start

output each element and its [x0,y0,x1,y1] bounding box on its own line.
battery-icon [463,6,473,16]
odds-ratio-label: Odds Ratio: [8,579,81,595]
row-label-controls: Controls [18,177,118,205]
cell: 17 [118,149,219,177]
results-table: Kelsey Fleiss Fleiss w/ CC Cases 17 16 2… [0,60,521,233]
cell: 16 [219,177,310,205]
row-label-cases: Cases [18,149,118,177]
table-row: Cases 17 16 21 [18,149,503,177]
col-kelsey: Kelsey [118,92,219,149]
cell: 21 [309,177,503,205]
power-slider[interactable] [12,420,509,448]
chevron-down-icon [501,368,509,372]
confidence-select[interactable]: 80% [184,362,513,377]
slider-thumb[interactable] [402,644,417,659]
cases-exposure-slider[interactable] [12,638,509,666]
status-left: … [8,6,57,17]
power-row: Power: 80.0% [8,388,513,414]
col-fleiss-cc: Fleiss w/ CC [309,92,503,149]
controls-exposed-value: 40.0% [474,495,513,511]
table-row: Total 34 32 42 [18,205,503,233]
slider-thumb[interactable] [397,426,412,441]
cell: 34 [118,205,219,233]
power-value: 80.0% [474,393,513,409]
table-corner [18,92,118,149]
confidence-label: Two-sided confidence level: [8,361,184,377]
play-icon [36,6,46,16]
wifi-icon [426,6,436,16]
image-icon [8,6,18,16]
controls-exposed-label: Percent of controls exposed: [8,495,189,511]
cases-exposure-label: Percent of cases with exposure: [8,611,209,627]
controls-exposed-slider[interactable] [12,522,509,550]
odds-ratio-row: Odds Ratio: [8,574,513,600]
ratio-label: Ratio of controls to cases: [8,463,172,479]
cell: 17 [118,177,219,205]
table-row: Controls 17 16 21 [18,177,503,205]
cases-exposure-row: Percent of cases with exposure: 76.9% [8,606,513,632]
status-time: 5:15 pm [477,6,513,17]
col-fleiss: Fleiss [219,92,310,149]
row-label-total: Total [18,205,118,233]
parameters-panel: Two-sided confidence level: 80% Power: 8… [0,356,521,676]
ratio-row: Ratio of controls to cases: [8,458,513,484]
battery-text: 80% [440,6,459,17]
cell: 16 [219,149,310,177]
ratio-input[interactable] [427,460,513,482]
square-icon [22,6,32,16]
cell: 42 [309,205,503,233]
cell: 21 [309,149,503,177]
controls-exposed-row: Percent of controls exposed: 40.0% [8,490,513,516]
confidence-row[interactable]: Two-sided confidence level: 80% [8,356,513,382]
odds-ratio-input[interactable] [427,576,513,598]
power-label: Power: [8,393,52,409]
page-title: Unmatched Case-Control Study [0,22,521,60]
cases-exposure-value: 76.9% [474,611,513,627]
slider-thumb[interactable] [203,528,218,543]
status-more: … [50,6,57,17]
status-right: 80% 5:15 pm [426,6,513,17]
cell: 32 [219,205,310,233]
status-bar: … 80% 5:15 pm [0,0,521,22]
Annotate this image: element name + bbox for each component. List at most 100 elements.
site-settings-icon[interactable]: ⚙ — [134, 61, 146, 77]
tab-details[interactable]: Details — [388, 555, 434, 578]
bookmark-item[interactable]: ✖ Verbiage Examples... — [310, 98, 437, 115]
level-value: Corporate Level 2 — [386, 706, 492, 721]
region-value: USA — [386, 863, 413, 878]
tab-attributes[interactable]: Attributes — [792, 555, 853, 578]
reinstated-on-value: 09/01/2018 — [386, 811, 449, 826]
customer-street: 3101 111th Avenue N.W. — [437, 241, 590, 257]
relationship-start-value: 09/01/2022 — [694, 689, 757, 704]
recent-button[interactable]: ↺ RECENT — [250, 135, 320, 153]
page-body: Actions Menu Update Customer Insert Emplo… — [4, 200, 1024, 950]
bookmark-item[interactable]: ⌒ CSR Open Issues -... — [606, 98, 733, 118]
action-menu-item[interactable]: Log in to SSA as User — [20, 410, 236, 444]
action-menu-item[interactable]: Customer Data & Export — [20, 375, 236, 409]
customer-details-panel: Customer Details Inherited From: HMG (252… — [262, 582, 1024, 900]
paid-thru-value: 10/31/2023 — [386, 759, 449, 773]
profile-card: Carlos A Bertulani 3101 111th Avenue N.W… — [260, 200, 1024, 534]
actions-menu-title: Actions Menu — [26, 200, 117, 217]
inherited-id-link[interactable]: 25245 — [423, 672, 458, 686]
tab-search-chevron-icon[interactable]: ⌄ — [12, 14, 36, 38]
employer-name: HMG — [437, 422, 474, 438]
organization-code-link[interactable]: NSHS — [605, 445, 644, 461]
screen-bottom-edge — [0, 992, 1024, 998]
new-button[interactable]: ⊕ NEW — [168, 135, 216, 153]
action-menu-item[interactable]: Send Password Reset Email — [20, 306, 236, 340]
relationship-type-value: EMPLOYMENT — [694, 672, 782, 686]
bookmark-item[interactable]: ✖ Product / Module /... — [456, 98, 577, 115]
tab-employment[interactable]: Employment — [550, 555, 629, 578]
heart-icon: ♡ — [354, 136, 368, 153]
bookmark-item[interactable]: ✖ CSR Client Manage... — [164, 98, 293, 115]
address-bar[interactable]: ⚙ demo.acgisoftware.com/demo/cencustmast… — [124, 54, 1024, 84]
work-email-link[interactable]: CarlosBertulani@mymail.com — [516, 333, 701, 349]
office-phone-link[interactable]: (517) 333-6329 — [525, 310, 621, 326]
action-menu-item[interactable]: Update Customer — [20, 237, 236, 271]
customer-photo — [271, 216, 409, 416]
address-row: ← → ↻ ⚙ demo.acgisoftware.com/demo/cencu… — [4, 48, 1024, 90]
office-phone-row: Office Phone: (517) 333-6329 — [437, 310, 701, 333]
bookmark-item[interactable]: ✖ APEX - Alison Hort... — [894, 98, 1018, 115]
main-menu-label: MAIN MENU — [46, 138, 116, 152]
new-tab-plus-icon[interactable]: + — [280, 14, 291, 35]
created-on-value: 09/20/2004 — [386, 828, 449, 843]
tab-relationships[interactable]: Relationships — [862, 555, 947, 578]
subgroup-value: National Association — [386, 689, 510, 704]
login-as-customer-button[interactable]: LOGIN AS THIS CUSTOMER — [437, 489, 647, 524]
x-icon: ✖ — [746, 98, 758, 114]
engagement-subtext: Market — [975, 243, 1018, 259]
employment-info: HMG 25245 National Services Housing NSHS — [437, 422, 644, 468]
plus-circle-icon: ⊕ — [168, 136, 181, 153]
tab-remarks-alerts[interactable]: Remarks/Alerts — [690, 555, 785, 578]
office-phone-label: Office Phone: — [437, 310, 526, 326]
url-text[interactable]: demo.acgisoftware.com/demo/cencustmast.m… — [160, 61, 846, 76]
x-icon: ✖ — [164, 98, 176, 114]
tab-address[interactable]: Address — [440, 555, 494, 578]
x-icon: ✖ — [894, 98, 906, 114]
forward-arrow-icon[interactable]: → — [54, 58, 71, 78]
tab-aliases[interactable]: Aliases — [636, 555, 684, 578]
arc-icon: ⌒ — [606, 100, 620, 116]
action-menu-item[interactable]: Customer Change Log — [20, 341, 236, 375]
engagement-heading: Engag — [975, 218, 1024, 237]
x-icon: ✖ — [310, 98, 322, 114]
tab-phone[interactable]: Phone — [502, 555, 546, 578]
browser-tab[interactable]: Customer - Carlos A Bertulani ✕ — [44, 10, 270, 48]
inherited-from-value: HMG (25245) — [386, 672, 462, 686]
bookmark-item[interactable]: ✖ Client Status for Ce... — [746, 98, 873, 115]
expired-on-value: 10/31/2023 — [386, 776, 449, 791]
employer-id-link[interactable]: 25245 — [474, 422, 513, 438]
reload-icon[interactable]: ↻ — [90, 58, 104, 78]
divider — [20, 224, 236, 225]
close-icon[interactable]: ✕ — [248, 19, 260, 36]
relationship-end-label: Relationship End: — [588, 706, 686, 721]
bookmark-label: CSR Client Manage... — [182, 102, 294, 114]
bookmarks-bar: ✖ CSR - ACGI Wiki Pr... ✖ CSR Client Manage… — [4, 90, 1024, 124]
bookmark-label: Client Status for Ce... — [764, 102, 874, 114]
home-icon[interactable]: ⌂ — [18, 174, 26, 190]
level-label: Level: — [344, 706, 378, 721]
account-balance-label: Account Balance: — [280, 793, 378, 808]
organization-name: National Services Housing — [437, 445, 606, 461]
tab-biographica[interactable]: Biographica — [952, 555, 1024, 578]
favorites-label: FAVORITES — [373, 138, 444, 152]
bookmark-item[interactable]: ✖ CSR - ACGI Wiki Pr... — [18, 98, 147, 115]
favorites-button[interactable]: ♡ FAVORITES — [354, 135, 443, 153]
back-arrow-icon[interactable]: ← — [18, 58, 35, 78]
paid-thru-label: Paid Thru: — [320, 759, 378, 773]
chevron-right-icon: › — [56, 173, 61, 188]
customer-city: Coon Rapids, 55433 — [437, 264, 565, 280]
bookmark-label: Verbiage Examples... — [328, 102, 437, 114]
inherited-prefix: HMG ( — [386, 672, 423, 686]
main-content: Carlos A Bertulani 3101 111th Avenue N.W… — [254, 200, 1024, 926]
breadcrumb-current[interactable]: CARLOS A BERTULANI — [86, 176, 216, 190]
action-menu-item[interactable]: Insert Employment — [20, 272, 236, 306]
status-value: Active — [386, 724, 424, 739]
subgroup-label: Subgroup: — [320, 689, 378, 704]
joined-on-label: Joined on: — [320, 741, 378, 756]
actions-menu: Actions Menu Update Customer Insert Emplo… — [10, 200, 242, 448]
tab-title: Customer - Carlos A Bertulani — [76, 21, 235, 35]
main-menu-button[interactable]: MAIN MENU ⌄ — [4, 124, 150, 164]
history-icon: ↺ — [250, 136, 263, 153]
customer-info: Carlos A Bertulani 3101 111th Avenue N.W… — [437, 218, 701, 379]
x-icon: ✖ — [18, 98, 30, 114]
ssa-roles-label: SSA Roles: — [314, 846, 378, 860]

end

• EXERCISE TASK: Rewrite the data from its first line through the line containing "power-row: Power: 80.0% [8,388,513,414]", changing "slider-thumb" to "slider-handle" and leaving everything else as it is.

• COMPLETE ANSWER:
output each element and its [x0,y0,x1,y1] bounding box on its own line.
battery-icon [463,6,473,16]
odds-ratio-label: Odds Ratio: [8,579,81,595]
row-label-controls: Controls [18,177,118,205]
cell: 17 [118,149,219,177]
results-table: Kelsey Fleiss Fleiss w/ CC Cases 17 16 2… [0,60,521,233]
cell: 16 [219,177,310,205]
row-label-cases: Cases [18,149,118,177]
table-row: Cases 17 16 21 [18,149,503,177]
col-kelsey: Kelsey [118,92,219,149]
cell: 21 [309,177,503,205]
power-slider[interactable] [12,420,509,448]
chevron-down-icon [501,368,509,372]
confidence-select[interactable]: 80% [184,362,513,377]
slider-handle[interactable] [402,644,417,659]
cases-exposure-slider[interactable] [12,638,509,666]
status-left: … [8,6,57,17]
power-row: Power: 80.0% [8,388,513,414]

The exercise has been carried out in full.